### Description of the task
Leaving out the pictures, please retype each record exactly.

*** Records

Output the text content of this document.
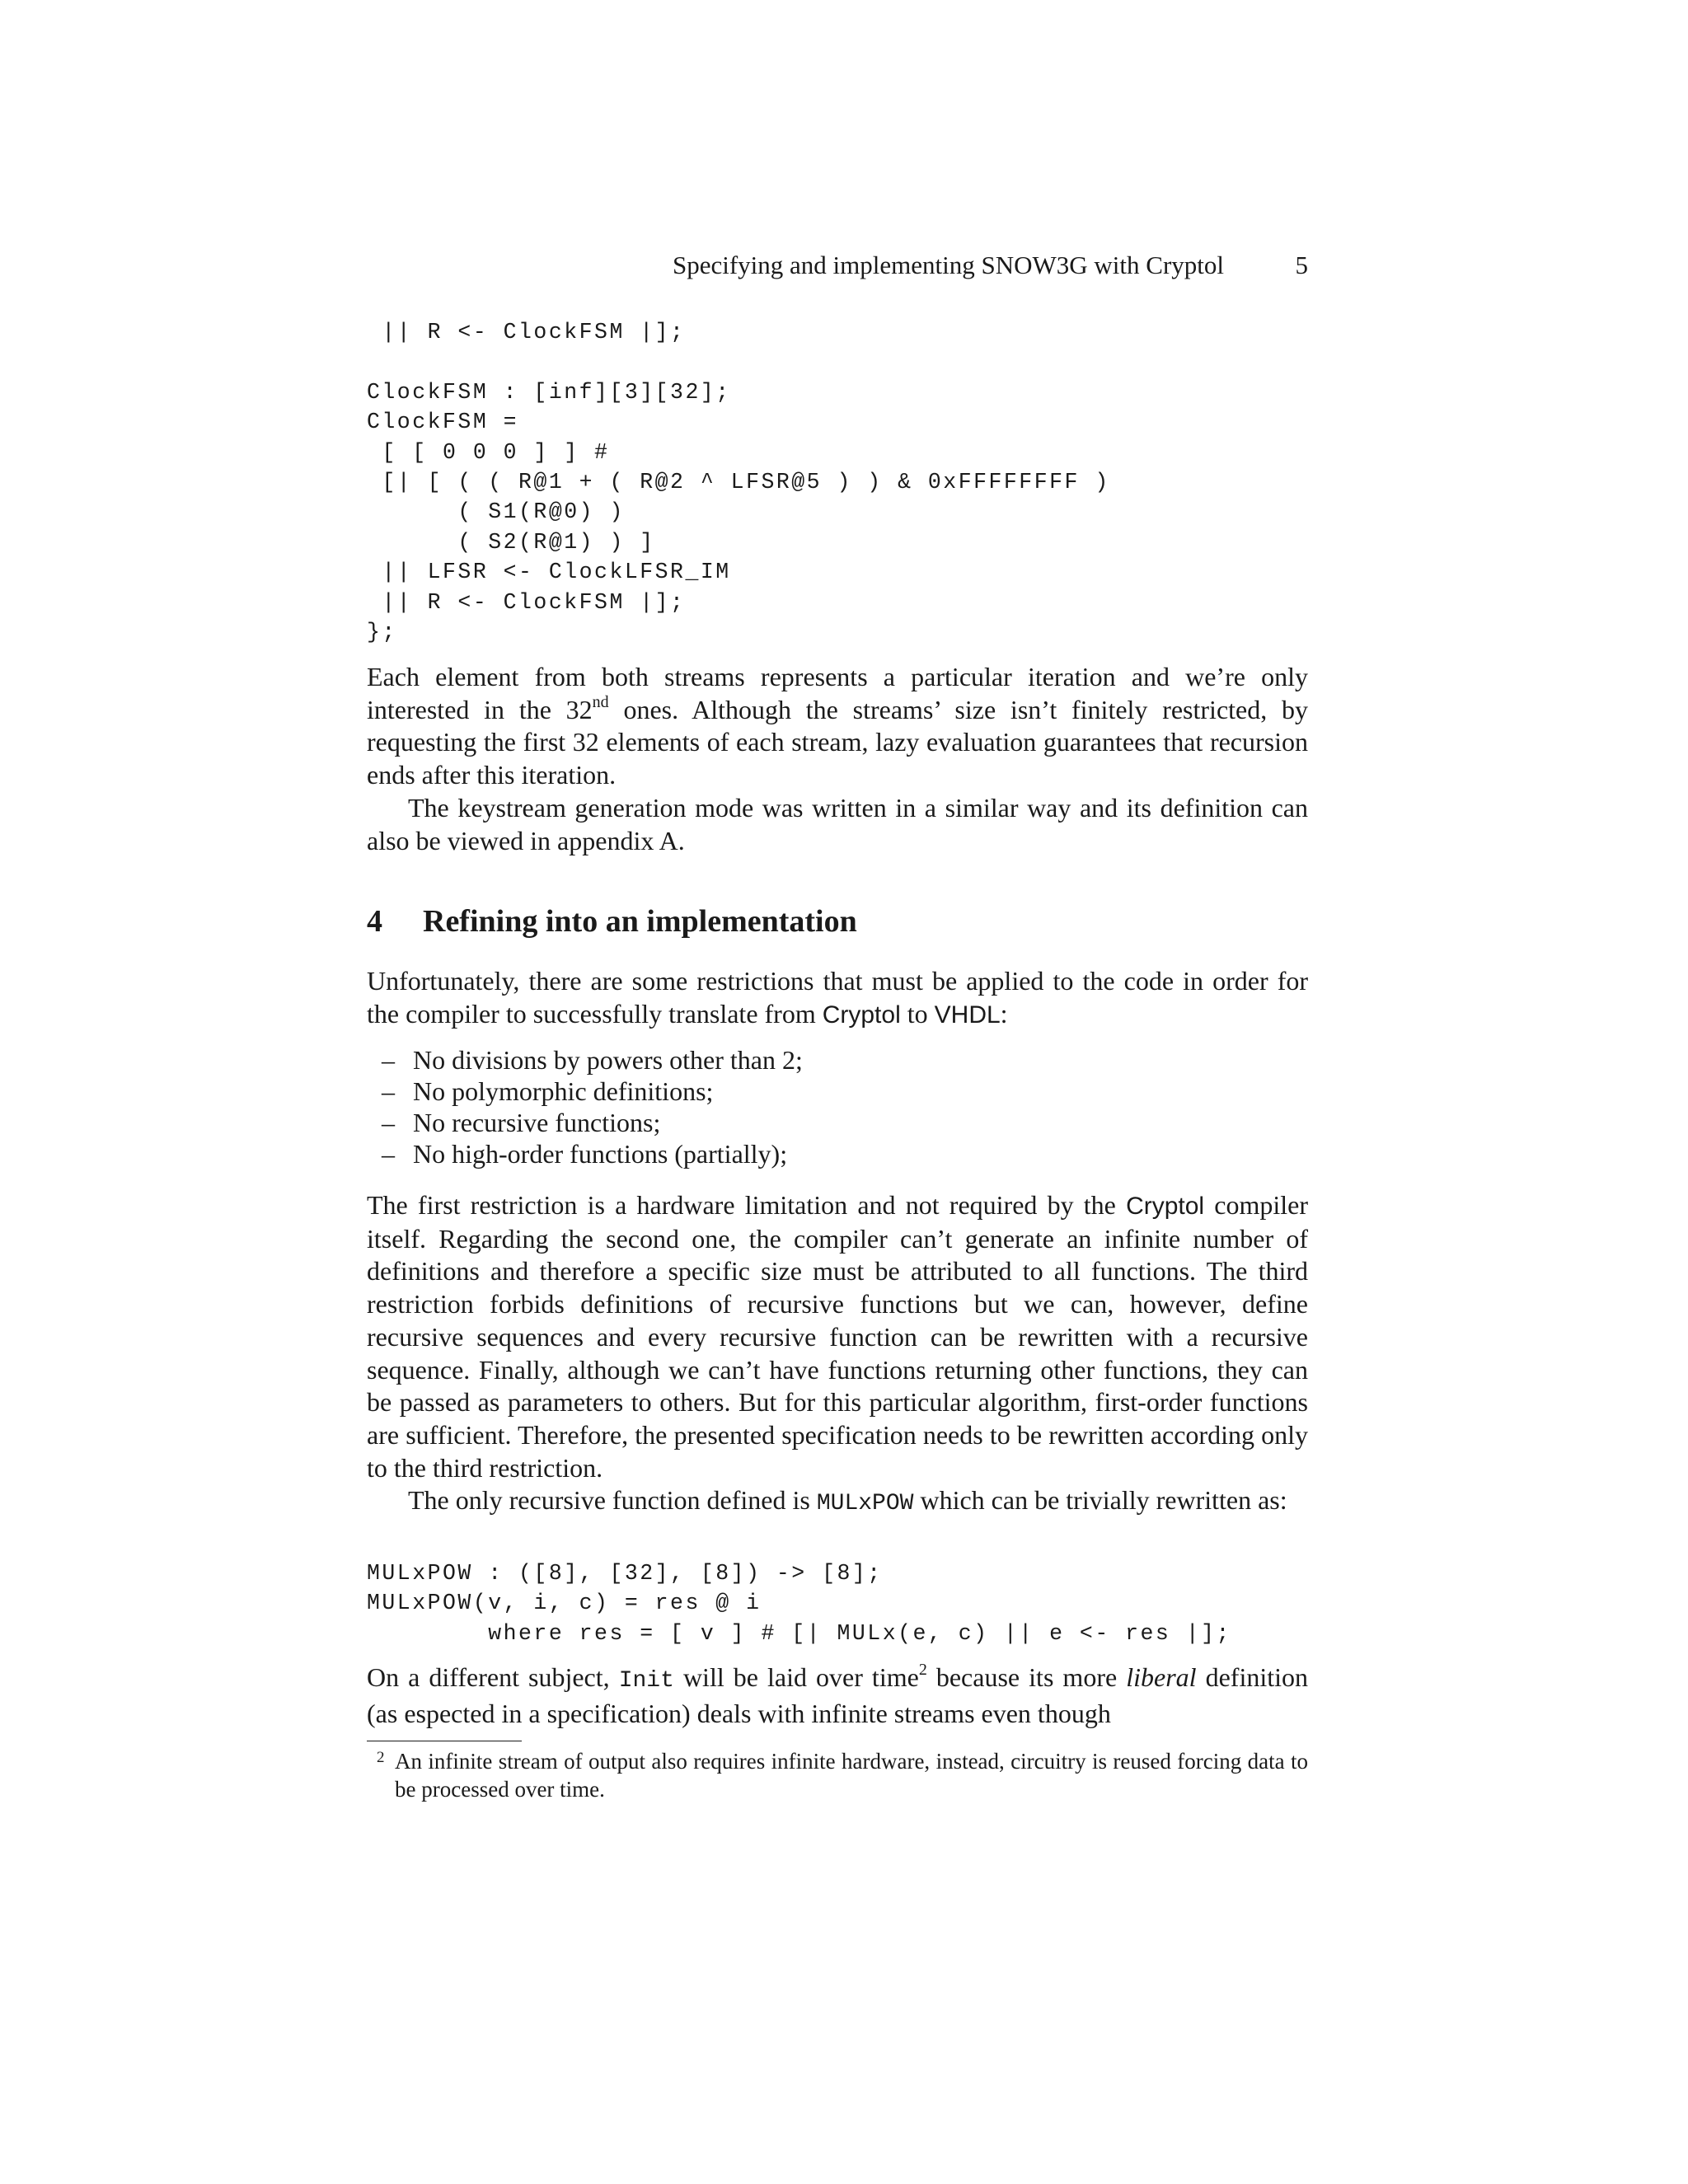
Specifying and implementing SNOW3G with Cryptol	5
|| R <- ClockFSM |];

ClockFSM : [inf][3][32];
ClockFSM =
[ [ 0 0 0 ] ] #
[| [ ( ( R@1 + ( R@2 ^ LFSR@5 ) ) & 0xFFFFFFFF )
( S1(R@0) )
( S2(R@1) ) ]
|| LFSR <- ClockLFSR_IM
|| R <- ClockFSM |];
};

Each element from both streams represents a particular iteration and we’re only interested in the 32nd ones. Although the streams’ size isn’t finitely restricted, by requesting the first 32 elements of each stream, lazy evaluation guarantees that recursion ends after this iteration.

The keystream generation mode was written in a similar way and its definition can also be viewed in appendix A.

4 Refining into an implementation

Unfortunately, there are some restrictions that must be applied to the code in order for the compiler to successfully translate from Cryptol to VHDL:

– No divisions by powers other than 2;
– No polymorphic definitions;
– No recursive functions;
– No high-order functions (partially);

The first restriction is a hardware limitation and not required by the Cryptol compiler itself. Regarding the second one, the compiler can’t generate an infinite number of definitions and therefore a specific size must be attributed to all functions. The third restriction forbids definitions of recursive functions but we can, however, define recursive sequences and every recursive function can be rewritten with a recursive sequence. Finally, although we can’t have functions returning other functions, they can be passed as parameters to others. But for this particular algorithm, first-order functions are sufficient. Therefore, the presented specification needs to be rewritten according only to the third restriction.

The only recursive function defined is MULxPOW which can be trivially rewritten as:

MULxPOW : ([8], [32], [8]) -> [8];
MULxPOW(v, i, c) = res @ i
where res = [ v ] # [| MULx(e, c) || e <- res |];

On a different subject, Init will be laid over time$^2$ because its more liberal definition (as espected in a specification) deals with infinite streams even though

2 An infinite stream of output also requires infinite hardware, instead, circuitry is reused forcing data to be processed over time.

******

### Expected output
Output the text content of this document.
Specifying and implementing SNOW3G with Cryptol	5
|| R <- ClockFSM |];

ClockFSM : [inf][3][32];
ClockFSM =
[ [ 0 0 0 ] ] #
[| [ ( ( R@1 + ( R@2 ^ LFSR@5 ) ) & 0xFFFFFFFF )
( S1(R@0) )
( S2(R@1) ) ]
|| LFSR <- ClockLFSR_IM
|| R <- ClockFSM |];
};

Each element from both streams represents a particular iteration and we’re only interested in the 32nd ones. Although the streams’ size isn’t finitely restricted, by requesting the first 32 elements of each stream, lazy evaluation guarantees that recursion ends after this iteration.

The keystream generation mode was written in a similar way and its definition can also be viewed in appendix A.

4 Refining into an implementation

Unfortunately, there are some restrictions that must be applied to the code in order for the compiler to successfully translate from Cryptol to VHDL:

– No divisions by powers other than 2;
– No polymorphic definitions;
– No recursive functions;
– No high-order functions (partially);

The first restriction is a hardware limitation and not required by the Cryptol compiler itself. Regarding the second one, the compiler can’t generate an infinite number of definitions and therefore a specific size must be attributed to all functions. The third restriction forbids definitions of recursive functions but we can, however, define recursive sequences and every recursive function can be rewritten with a recursive sequence. Finally, although we can’t have functions returning other functions, they can be passed as parameters to others. But for this particular algorithm, first-order functions are sufficient. Therefore, the presented specification needs to be rewritten according only to the third restriction.

The only recursive function defined is MULxPOW which can be trivially rewritten as:

MULxPOW : ([8], [32], [8]) -> [8];
MULxPOW(v, i, c) = res @ i
where res = [ v ] # [| MULx(e, c) || e <- res |];

On a different subject, Init will be laid over time$^2$ because its more liberal definition (as espected in a specification) deals with infinite streams even though

2 An infinite stream of output also requires infinite hardware, instead, circuitry is reused forcing data to be processed over time.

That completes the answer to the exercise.